Given exercise = Pick out each line below containing "username".

──────── Information shown ────────

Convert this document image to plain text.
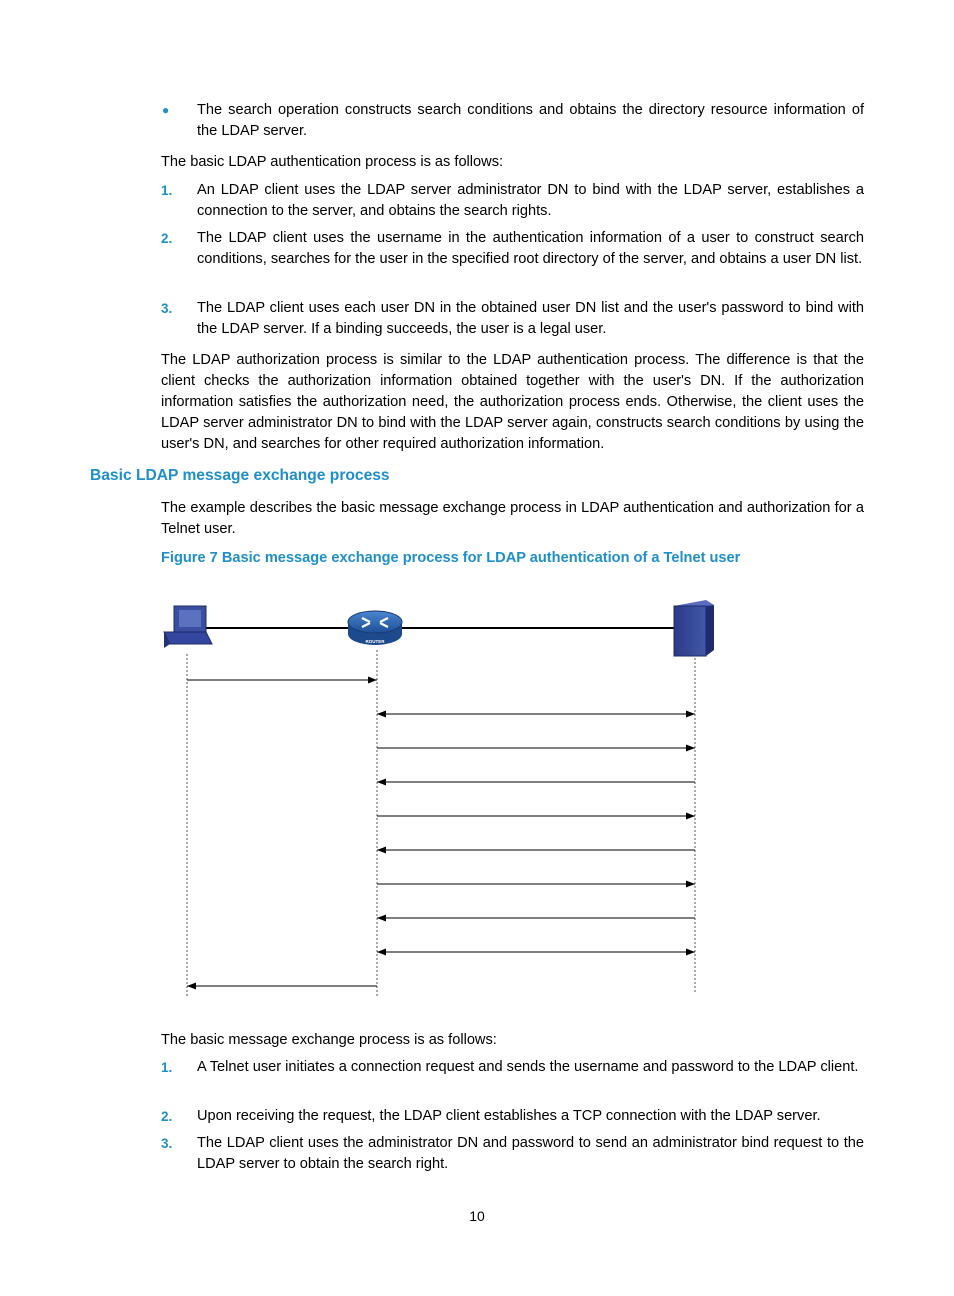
● The search operation constructs search conditions and obtains the directory resource information of the LDAP server.

The basic LDAP authentication process is as follows:

1. An LDAP client uses the LDAP server administrator DN to bind with the LDAP server, establishes a connection to the server, and obtains the search rights.
2. The LDAP client uses the username in the authentication information of a user to construct search conditions, searches for the user in the specified root directory of the server, and obtains a user DN list.
3. The LDAP client uses each user DN in the obtained user DN list and the user's password to bind with the LDAP server. If a binding succeeds, the user is a legal user.

The LDAP authorization process is similar to the LDAP authentication process. The difference is that the client checks the authorization information obtained together with the user's DN. If the authorization information satisfies the authorization need, the authorization process ends. Otherwise, the client uses the LDAP server administrator DN to bind with the LDAP server again, constructs search conditions by using the user's DN, and searches for other required authorization information.

Basic LDAP message exchange process

The example describes the basic message exchange process in LDAP authentication and authorization for a Telnet user.

Figure 7 Basic message exchange process for LDAP authentication of a Telnet user

ROUTER

The basic message exchange process is as follows:

1. A Telnet user initiates a connection request and sends the username and password to the LDAP client.
2. Upon receiving the request, the LDAP client establishes a TCP connection with the LDAP server.
3. The LDAP client uses the administrator DN and password to send an administrator bind request to the LDAP server to obtain the search right.
10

────────

Correct answer =
2. The LDAP client uses the username in the authentication information of a user to construct search conditions, searches for the user in the specified root directory of the server, and obtains a user DN list.
1. A Telnet user initiates a connection request and sends the username and password to the LDAP client.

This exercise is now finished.